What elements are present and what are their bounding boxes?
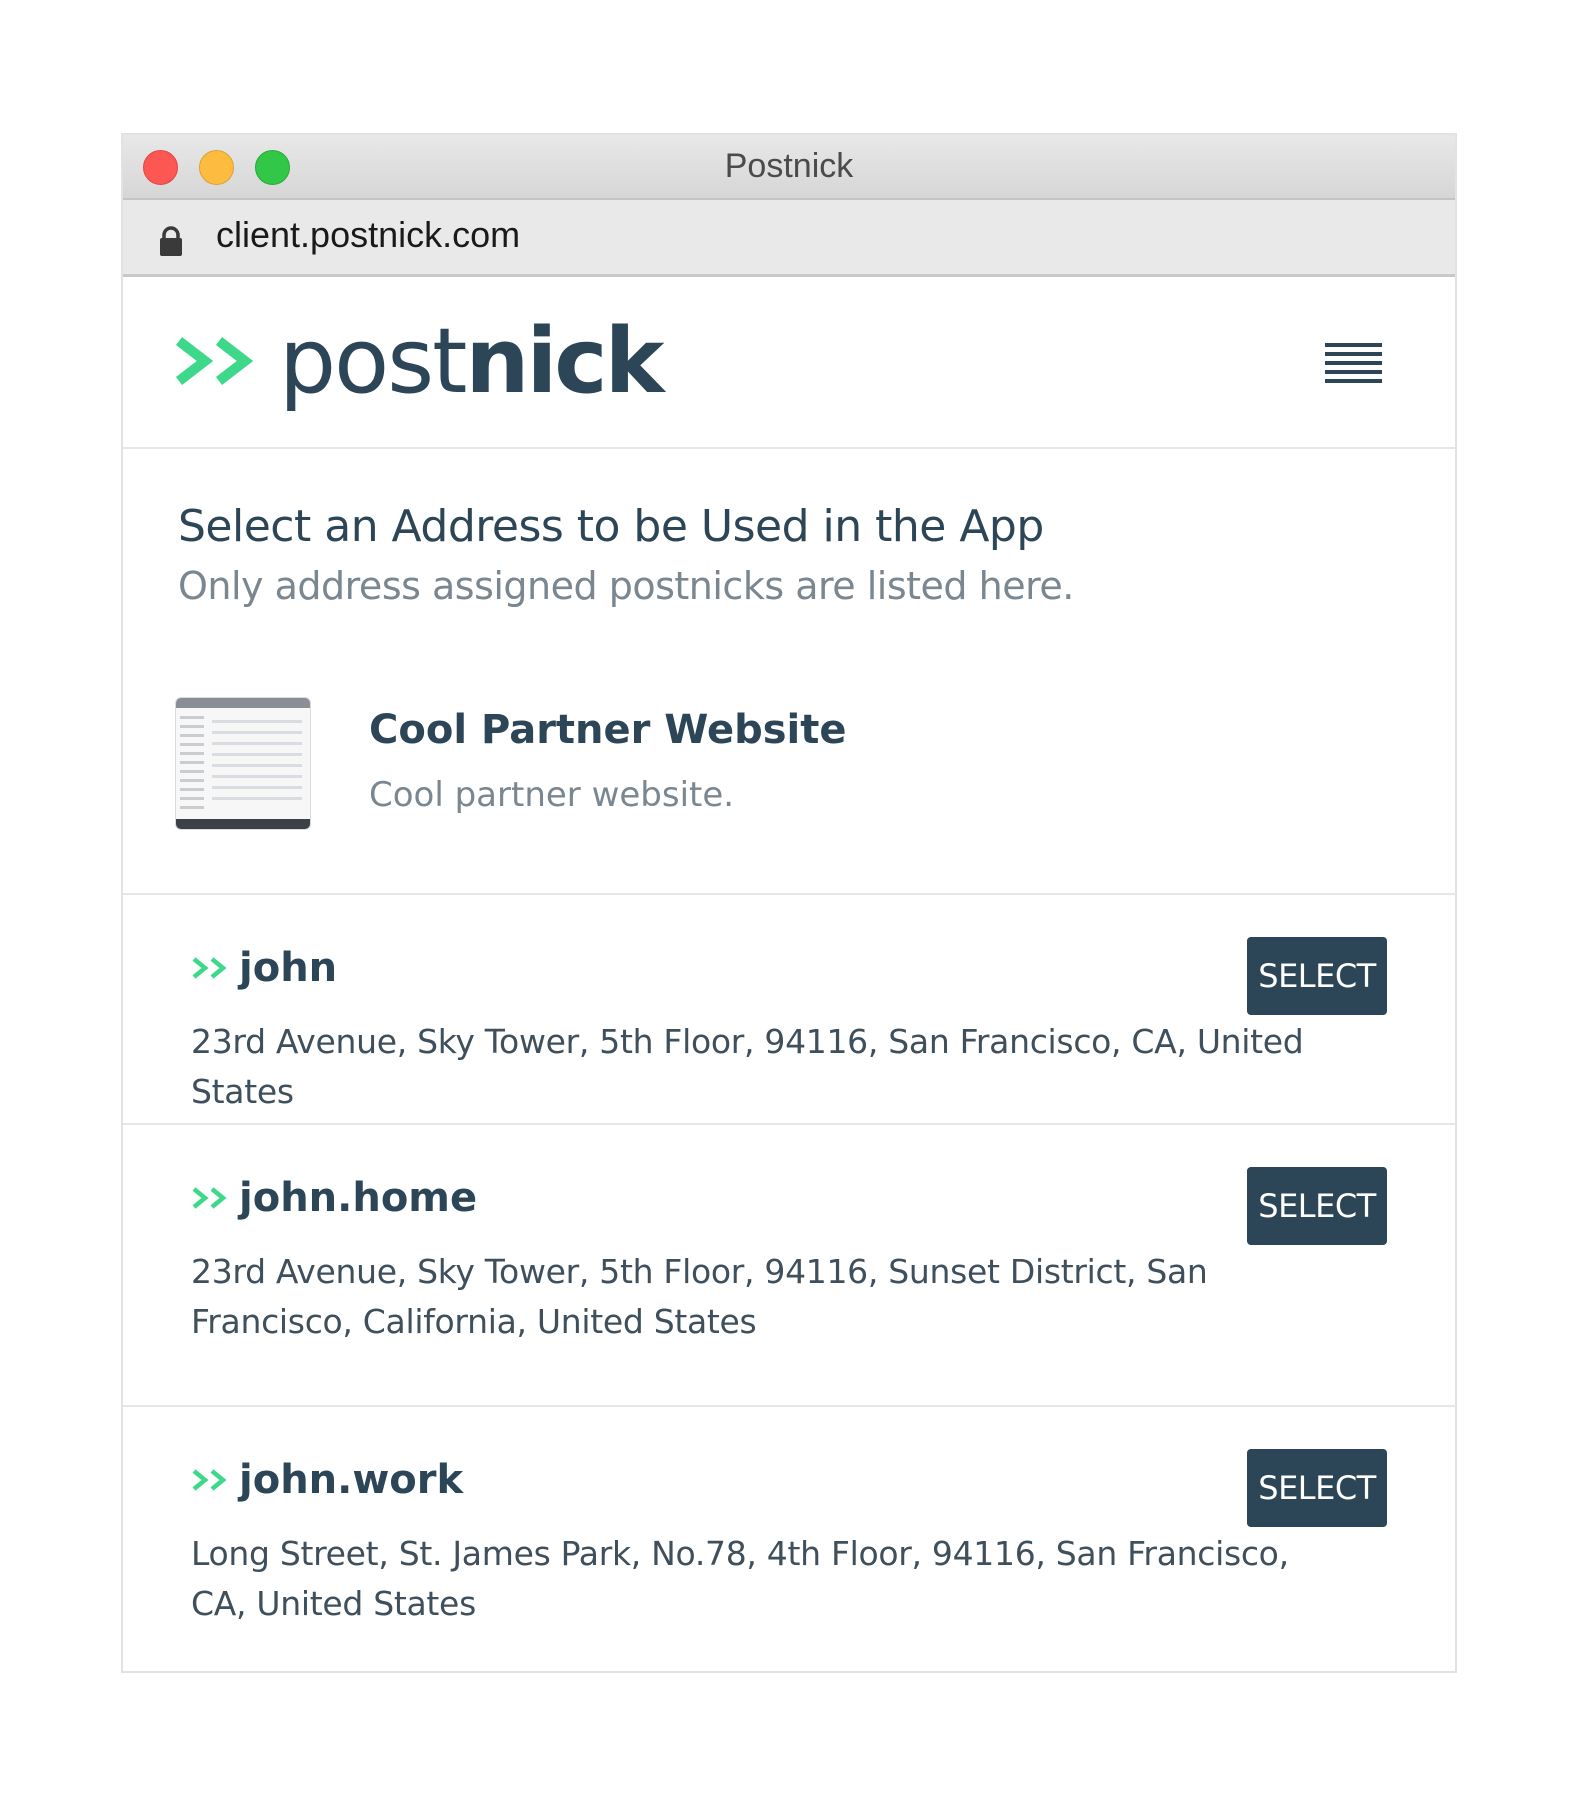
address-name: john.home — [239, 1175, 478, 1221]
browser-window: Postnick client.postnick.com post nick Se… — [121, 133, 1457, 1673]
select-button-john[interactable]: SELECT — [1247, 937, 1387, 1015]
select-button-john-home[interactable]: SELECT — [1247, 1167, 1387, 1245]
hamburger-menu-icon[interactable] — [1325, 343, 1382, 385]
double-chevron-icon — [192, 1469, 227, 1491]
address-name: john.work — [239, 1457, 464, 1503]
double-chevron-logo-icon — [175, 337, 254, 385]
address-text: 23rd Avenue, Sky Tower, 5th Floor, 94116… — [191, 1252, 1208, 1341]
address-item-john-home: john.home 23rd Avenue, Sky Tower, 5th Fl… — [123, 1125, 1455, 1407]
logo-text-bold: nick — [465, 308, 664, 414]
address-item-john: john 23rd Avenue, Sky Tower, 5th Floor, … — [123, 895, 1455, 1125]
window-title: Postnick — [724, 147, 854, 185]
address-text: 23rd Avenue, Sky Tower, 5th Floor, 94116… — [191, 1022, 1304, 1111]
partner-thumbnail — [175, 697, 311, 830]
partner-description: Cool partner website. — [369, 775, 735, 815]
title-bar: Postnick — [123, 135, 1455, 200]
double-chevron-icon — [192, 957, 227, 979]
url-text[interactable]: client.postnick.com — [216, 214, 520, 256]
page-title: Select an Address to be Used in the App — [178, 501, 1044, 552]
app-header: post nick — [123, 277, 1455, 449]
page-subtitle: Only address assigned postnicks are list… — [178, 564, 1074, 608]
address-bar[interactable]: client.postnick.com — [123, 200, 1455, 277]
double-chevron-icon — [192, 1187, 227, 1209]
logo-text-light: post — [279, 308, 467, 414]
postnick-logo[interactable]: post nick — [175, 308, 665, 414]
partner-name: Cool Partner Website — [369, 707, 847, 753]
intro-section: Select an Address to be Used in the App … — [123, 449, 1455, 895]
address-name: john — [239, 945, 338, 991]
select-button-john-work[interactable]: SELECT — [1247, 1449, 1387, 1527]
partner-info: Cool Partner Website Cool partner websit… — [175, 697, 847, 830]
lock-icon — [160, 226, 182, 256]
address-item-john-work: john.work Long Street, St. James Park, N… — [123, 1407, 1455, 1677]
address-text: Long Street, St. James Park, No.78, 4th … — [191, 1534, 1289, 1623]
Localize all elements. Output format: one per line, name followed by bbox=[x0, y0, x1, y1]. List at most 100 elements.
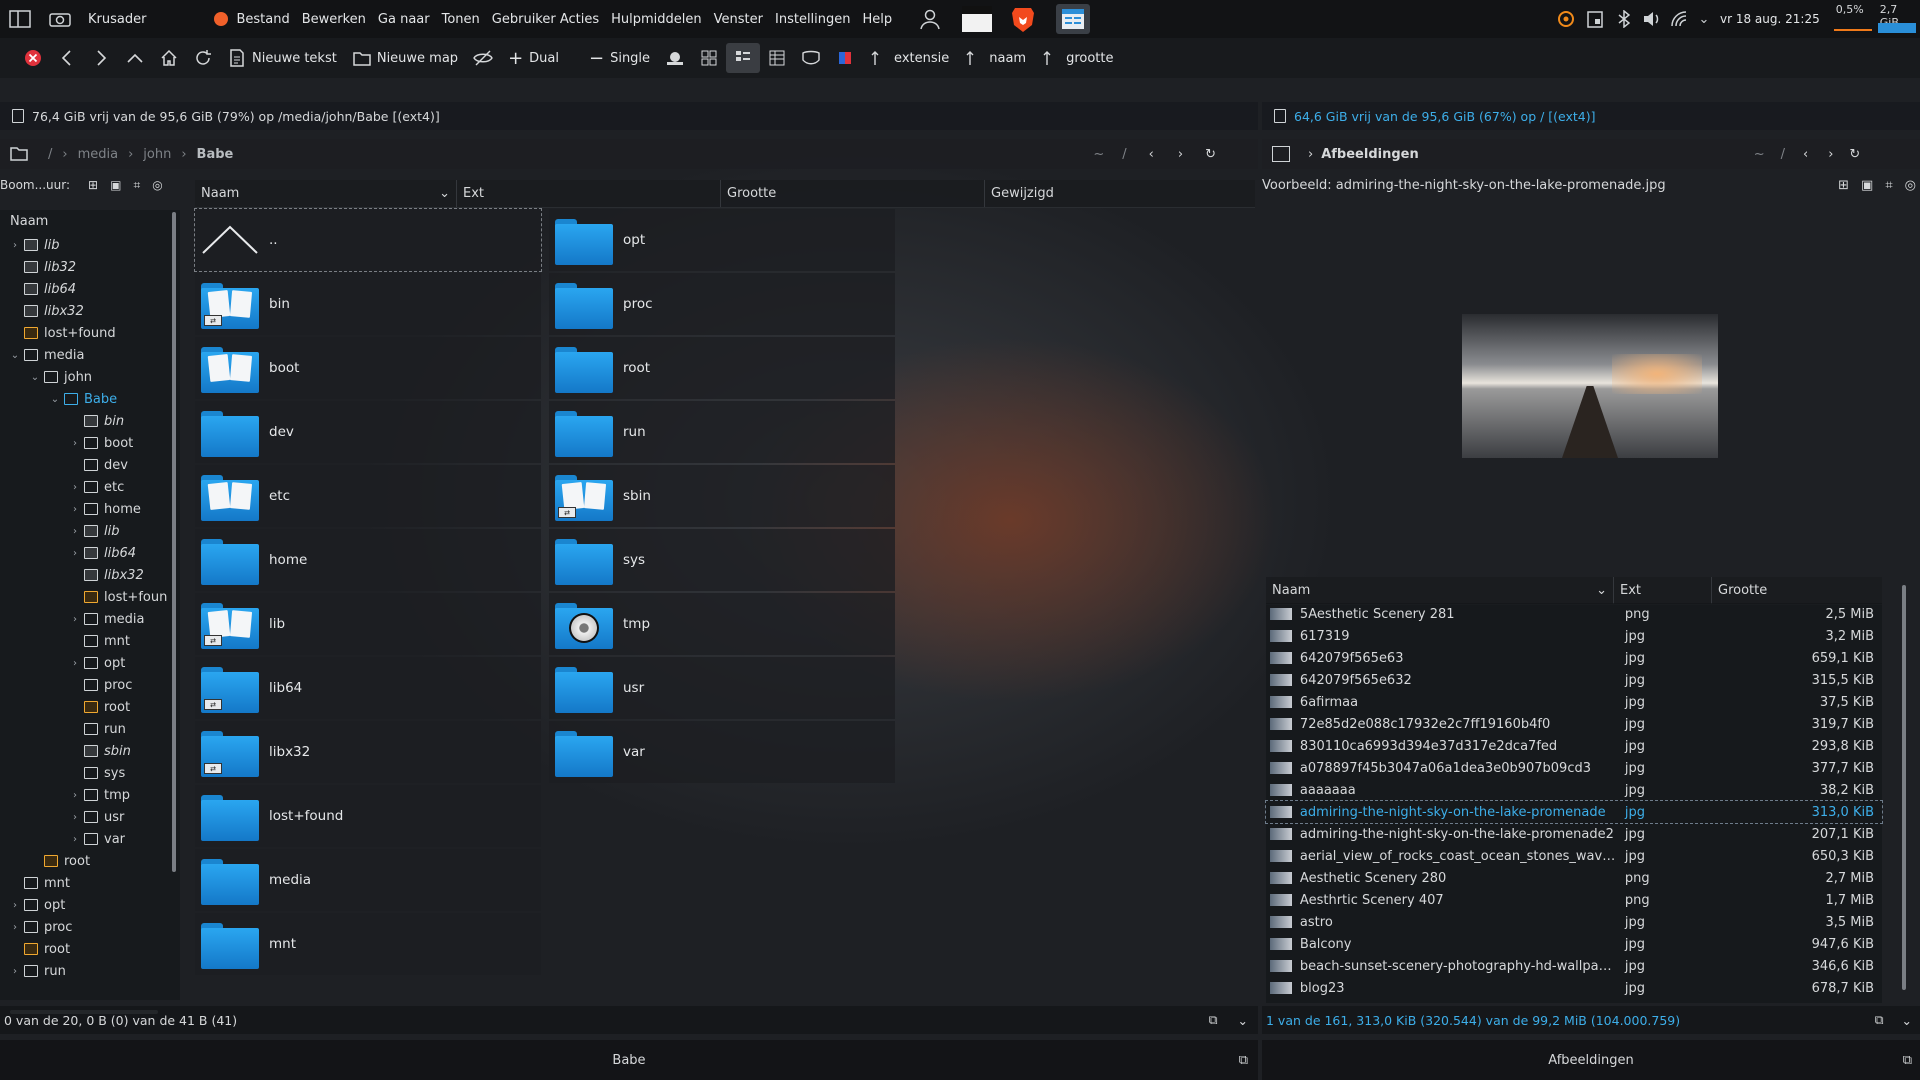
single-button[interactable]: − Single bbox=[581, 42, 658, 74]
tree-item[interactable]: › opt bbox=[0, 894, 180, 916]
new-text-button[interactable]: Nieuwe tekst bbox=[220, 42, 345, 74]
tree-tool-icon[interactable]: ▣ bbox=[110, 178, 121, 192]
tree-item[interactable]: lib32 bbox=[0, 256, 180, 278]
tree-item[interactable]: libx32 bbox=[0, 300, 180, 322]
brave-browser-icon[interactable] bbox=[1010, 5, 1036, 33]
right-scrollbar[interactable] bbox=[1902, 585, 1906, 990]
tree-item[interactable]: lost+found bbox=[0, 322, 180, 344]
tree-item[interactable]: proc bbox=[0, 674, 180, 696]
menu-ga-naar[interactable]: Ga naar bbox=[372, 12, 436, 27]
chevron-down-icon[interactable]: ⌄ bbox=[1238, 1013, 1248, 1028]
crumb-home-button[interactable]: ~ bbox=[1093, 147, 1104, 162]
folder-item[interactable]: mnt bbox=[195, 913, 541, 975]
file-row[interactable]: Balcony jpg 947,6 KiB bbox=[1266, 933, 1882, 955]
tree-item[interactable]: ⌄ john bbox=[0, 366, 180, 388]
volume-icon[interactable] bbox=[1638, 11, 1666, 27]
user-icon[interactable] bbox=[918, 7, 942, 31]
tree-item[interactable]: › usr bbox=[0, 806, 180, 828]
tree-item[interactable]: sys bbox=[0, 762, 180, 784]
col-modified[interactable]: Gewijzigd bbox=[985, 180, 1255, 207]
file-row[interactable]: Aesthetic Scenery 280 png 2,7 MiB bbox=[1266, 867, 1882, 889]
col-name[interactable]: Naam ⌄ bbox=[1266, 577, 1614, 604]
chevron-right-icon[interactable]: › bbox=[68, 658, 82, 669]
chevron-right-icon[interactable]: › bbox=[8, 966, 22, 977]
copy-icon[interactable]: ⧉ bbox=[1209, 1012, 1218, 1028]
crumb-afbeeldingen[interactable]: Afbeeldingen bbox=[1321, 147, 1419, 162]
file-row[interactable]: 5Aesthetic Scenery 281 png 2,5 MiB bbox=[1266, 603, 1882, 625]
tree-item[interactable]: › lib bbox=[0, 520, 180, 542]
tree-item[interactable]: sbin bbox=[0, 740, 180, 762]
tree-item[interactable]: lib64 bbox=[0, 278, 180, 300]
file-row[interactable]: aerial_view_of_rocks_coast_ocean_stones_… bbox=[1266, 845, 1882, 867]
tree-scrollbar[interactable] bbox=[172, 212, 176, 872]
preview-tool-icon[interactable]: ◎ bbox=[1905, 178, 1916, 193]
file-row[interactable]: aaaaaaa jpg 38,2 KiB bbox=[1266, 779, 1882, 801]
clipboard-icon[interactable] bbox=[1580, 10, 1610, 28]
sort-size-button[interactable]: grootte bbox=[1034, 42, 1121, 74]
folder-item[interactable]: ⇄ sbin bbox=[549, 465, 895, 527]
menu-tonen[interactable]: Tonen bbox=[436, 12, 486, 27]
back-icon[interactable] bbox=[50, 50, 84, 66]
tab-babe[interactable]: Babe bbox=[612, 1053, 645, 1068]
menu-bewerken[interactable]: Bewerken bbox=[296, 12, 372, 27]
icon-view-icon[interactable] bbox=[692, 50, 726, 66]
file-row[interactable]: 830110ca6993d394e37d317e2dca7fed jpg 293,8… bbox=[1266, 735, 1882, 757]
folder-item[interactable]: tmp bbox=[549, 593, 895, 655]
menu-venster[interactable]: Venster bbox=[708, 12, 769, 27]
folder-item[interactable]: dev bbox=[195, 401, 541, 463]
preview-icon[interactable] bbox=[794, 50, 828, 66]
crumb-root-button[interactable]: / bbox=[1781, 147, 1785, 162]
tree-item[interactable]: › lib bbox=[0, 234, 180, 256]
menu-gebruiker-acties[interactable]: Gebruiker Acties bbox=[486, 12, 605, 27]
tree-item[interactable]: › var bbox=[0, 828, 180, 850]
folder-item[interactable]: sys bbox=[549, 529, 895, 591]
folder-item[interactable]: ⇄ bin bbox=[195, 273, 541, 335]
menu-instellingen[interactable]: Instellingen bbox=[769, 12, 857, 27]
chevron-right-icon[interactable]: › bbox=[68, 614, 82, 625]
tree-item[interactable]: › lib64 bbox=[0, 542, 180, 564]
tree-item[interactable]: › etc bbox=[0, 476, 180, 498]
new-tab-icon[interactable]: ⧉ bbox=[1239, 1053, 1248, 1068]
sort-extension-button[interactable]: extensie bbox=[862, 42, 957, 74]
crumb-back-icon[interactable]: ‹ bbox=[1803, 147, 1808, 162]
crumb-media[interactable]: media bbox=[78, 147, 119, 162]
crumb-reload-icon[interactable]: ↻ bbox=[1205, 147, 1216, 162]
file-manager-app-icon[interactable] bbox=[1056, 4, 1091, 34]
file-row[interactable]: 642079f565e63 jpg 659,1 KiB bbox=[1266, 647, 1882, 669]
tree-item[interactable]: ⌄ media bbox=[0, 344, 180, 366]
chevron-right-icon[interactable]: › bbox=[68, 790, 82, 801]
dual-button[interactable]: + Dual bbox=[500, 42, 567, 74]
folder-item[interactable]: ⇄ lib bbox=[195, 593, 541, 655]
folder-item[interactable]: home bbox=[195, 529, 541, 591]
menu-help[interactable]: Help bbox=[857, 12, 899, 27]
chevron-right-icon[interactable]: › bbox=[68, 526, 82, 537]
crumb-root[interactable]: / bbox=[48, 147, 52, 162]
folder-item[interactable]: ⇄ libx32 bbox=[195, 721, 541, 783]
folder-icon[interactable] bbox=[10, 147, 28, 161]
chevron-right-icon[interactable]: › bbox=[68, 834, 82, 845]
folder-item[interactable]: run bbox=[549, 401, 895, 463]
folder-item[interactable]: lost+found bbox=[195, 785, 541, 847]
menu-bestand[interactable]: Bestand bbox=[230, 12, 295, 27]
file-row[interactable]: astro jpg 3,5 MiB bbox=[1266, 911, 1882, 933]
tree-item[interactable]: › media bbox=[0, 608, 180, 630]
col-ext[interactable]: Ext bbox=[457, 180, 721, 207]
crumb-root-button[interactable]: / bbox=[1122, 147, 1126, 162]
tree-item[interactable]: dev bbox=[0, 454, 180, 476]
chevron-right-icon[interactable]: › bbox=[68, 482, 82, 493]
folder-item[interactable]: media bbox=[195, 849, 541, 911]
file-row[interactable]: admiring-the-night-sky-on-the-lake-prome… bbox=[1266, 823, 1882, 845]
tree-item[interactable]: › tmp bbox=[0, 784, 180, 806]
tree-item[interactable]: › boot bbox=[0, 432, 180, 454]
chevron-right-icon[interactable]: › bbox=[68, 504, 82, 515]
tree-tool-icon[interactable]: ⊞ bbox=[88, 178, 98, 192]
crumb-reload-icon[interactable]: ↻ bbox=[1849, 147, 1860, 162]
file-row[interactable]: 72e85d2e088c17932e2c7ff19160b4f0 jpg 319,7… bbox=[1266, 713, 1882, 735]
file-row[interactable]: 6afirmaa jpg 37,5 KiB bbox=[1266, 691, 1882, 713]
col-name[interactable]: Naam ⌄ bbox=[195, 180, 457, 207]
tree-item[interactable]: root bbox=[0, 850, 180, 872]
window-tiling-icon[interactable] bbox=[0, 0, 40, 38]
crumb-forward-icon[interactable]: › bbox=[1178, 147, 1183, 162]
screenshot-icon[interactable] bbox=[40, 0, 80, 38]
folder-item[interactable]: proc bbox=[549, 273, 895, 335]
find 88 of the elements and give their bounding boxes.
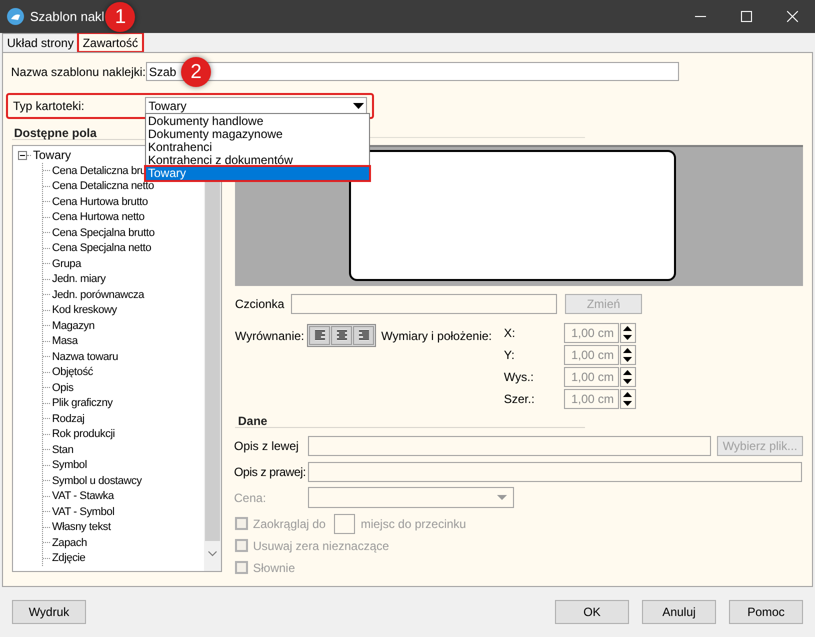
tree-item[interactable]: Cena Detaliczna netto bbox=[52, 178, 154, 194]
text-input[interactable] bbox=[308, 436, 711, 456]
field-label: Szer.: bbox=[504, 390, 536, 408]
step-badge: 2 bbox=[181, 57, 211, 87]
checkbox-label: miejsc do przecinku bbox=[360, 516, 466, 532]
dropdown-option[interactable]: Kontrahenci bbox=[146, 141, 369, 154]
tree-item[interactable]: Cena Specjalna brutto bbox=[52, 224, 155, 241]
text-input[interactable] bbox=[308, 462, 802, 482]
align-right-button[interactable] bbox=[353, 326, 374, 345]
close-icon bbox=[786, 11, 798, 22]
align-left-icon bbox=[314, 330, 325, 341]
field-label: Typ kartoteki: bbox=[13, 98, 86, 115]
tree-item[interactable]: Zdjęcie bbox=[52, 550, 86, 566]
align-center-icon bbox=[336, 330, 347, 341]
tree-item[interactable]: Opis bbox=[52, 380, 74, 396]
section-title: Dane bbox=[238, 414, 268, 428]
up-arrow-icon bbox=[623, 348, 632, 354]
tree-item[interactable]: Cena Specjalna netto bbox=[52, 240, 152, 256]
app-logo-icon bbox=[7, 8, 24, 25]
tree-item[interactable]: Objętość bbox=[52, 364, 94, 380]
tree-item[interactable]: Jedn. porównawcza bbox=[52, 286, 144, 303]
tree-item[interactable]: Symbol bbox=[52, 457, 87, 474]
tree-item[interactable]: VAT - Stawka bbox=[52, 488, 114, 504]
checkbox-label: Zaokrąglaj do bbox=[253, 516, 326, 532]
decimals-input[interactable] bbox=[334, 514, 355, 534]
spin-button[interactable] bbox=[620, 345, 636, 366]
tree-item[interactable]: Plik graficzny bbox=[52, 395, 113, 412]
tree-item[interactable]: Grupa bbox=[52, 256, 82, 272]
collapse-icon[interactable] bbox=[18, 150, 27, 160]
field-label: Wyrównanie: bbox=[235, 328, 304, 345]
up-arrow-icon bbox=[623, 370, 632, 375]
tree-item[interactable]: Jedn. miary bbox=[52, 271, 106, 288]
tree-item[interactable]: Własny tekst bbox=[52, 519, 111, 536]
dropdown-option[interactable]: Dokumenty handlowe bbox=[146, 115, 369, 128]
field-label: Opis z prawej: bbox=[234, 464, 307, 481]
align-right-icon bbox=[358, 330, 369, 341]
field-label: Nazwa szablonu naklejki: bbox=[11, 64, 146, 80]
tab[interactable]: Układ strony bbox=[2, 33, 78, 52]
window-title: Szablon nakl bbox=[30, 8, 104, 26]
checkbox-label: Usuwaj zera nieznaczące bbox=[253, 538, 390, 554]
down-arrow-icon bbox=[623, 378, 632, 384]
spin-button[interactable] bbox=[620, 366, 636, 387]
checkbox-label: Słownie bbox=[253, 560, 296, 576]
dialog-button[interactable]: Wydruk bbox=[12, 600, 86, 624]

● ● ● ●

§ Task brief:
Convert the rows, starting at the line containing "single-button[interactable]: − Single" and ending after the line containing "chevron-right-icon[interactable]: › bbox=[68, 658, 82, 669]", into a Markdown table with the columns Row and Line, skipping any blank lines.

§ Task output:
| Row | Line |
|---|---|
| 1 | single-button[interactable]: − Single bbox=[581, 42, 658, 74] |
| 2 | tree-item[interactable]: › opt bbox=[0, 894, 180, 916] |
| 3 | new-text-button[interactable]: Nieuwe tekst bbox=[220, 42, 345, 74] |
| 4 | tree-tool-icon[interactable]: ▣ bbox=[110, 178, 121, 192] |
| 5 | tree-item[interactable]: lib32 bbox=[0, 256, 180, 278] |
| 6 | tree-item[interactable]: libx32 bbox=[0, 300, 180, 322] |
| 7 | brave-browser-icon[interactable] bbox=[1010, 5, 1036, 33] |
| 8 | right-scrollbar[interactable] bbox=[1902, 585, 1906, 990] |
| 9 | tree-item[interactable]: lost+found bbox=[0, 322, 180, 344] |
| 10 | tree-item[interactable]: proc bbox=[0, 674, 180, 696] |
| 11 | menu-ga-naar[interactable]: Ga naar bbox=[372, 12, 436, 27] |
| 12 | chevron-down-icon[interactable]: ⌄ bbox=[1238, 1013, 1248, 1028] |
| 13 | crumb-home-button[interactable]: ~ bbox=[1093, 147, 1104, 162] |
| 14 | folder-item[interactable]: mnt bbox=[195, 913, 541, 975] |
| 15 | file-row[interactable]: Balcony jpg 947,6 KiB bbox=[1266, 933, 1882, 955] |
| 16 | tree-item[interactable]: ⌄ john bbox=[0, 366, 180, 388] |
| 17 | volume-icon[interactable] bbox=[1638, 11, 1666, 27] |
| 18 | user-icon[interactable] bbox=[918, 7, 942, 31] |
| 19 | tree-item[interactable]: › usr bbox=[0, 806, 180, 828] |
| 20 | tree-item[interactable]: sys bbox=[0, 762, 180, 784] |
| 21 | col-modified[interactable]: Gewijzigd bbox=[985, 180, 1255, 207] |
| 22 | file-row[interactable]: Aesthetic Scenery 280 png 2,7 MiB bbox=[1266, 867, 1882, 889] |
| 23 | col-name[interactable]: Naam ⌄ bbox=[1266, 577, 1614, 604] |
| 24 | chevron-right-icon[interactable]: › bbox=[68, 658, 82, 669] |